[Collected data]
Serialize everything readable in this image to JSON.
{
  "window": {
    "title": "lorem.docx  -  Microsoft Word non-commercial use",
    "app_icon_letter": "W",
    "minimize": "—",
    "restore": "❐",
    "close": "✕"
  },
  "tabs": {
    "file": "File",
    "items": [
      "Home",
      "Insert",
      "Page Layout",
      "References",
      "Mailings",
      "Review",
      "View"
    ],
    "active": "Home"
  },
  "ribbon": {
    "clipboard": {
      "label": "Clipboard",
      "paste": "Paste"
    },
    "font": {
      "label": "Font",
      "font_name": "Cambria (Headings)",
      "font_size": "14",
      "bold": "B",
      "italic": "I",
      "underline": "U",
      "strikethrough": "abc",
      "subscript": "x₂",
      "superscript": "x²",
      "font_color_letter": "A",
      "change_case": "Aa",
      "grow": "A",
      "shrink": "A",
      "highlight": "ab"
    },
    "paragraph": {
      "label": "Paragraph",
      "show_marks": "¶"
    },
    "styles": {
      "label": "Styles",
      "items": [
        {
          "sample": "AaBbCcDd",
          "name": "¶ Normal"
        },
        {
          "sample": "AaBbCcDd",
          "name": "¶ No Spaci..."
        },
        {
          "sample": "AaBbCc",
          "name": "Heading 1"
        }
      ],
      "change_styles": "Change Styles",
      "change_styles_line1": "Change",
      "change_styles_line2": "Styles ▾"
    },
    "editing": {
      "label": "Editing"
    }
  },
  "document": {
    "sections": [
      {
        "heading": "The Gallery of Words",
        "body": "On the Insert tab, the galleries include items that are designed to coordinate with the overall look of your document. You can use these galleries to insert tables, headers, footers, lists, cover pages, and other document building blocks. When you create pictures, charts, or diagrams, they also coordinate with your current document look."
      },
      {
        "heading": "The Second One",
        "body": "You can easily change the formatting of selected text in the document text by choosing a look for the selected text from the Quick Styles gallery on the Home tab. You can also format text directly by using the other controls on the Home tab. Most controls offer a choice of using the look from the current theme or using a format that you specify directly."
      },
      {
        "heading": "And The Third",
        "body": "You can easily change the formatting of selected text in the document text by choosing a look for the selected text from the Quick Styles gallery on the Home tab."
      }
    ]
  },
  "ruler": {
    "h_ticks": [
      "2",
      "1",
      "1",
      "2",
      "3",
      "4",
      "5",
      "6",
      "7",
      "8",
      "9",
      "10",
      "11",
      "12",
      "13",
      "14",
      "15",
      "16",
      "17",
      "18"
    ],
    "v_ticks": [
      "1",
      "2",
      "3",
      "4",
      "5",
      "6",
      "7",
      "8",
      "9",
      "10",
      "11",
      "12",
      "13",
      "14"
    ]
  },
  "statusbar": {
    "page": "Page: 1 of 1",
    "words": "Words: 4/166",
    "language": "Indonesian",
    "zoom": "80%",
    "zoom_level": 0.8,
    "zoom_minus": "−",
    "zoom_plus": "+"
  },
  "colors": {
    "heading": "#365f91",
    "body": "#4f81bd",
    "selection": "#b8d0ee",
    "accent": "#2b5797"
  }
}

Goal: Go through the listing and copy all of it exactly.

The answer:
Serialize everything readable in this image to JSON.
{
  "window": {
    "title": "lorem.docx  -  Microsoft Word non-commercial use",
    "app_icon_letter": "W",
    "minimize": "—",
    "restore": "❐",
    "close": "✕"
  },
  "tabs": {
    "file": "File",
    "items": [
      "Home",
      "Insert",
      "Page Layout",
      "References",
      "Mailings",
      "Review",
      "View"
    ],
    "active": "Home"
  },
  "ribbon": {
    "clipboard": {
      "label": "Clipboard",
      "paste": "Paste"
    },
    "font": {
      "label": "Font",
      "font_name": "Cambria (Headings)",
      "font_size": "14",
      "bold": "B",
      "italic": "I",
      "underline": "U",
      "strikethrough": "abc",
      "subscript": "x₂",
      "superscript": "x²",
      "font_color_letter": "A",
      "change_case": "Aa",
      "grow": "A",
      "shrink": "A",
      "highlight": "ab"
    },
    "paragraph": {
      "label": "Paragraph",
      "show_marks": "¶"
    },
    "styles": {
      "label": "Styles",
      "items": [
        {
          "sample": "AaBbCcDd",
          "name": "¶ Normal"
        },
        {
          "sample": "AaBbCcDd",
          "name": "¶ No Spaci..."
        },
        {
          "sample": "AaBbCc",
          "name": "Heading 1"
        }
      ],
      "change_styles": "Change Styles",
      "change_styles_line1": "Change",
      "change_styles_line2": "Styles ▾"
    },
    "editing": {
      "label": "Editing"
    }
  },
  "document": {
    "sections": [
      {
        "heading": "The Gallery of Words",
        "body": "On the Insert tab, the galleries include items that are designed to coordinate with the overall look of your document. You can use these galleries to insert tables, headers, footers, lists, cover pages, and other document building blocks. When you create pictures, charts, or diagrams, they also coordinate with your current document look."
      },
      {
        "heading": "The Second One",
        "body": "You can easily change the formatting of selected text in the document text by choosing a look for the selected text from the Quick Styles gallery on the Home tab. You can also format text directly by using the other controls on the Home tab. Most controls offer a choice of using the look from the current theme or using a format that you specify directly."
      },
      {
        "heading": "And The Third",
        "body": "You can easily change the formatting of selected text in the document text by choosing a look for the selected text from the Quick Styles gallery on the Home tab."
      }
    ]
  },
  "ruler": {
    "h_ticks": [
      "2",
      "1",
      "1",
      "2",
      "3",
      "4",
      "5",
      "6",
      "7",
      "8",
      "9",
      "10",
      "11",
      "12",
      "13",
      "14",
      "15",
      "16",
      "17",
      "18"
    ],
    "v_ticks": [
      "1",
      "2",
      "3",
      "4",
      "5",
      "6",
      "7",
      "8",
      "9",
      "10",
      "11",
      "12",
      "13",
      "14"
    ]
  },
  "statusbar": {
    "page": "Page: 1 of 1",
    "words": "Words: 4/166",
    "language": "Indonesian",
    "zoom": "80%",
    "zoom_level": 0.8,
    "zoom_minus": "−",
    "zoom_plus": "+"
  },
  "colors": {
    "heading": "#365f91",
    "body": "#4f81bd",
    "selection": "#b8d0ee",
    "accent": "#2b5797"
  }
}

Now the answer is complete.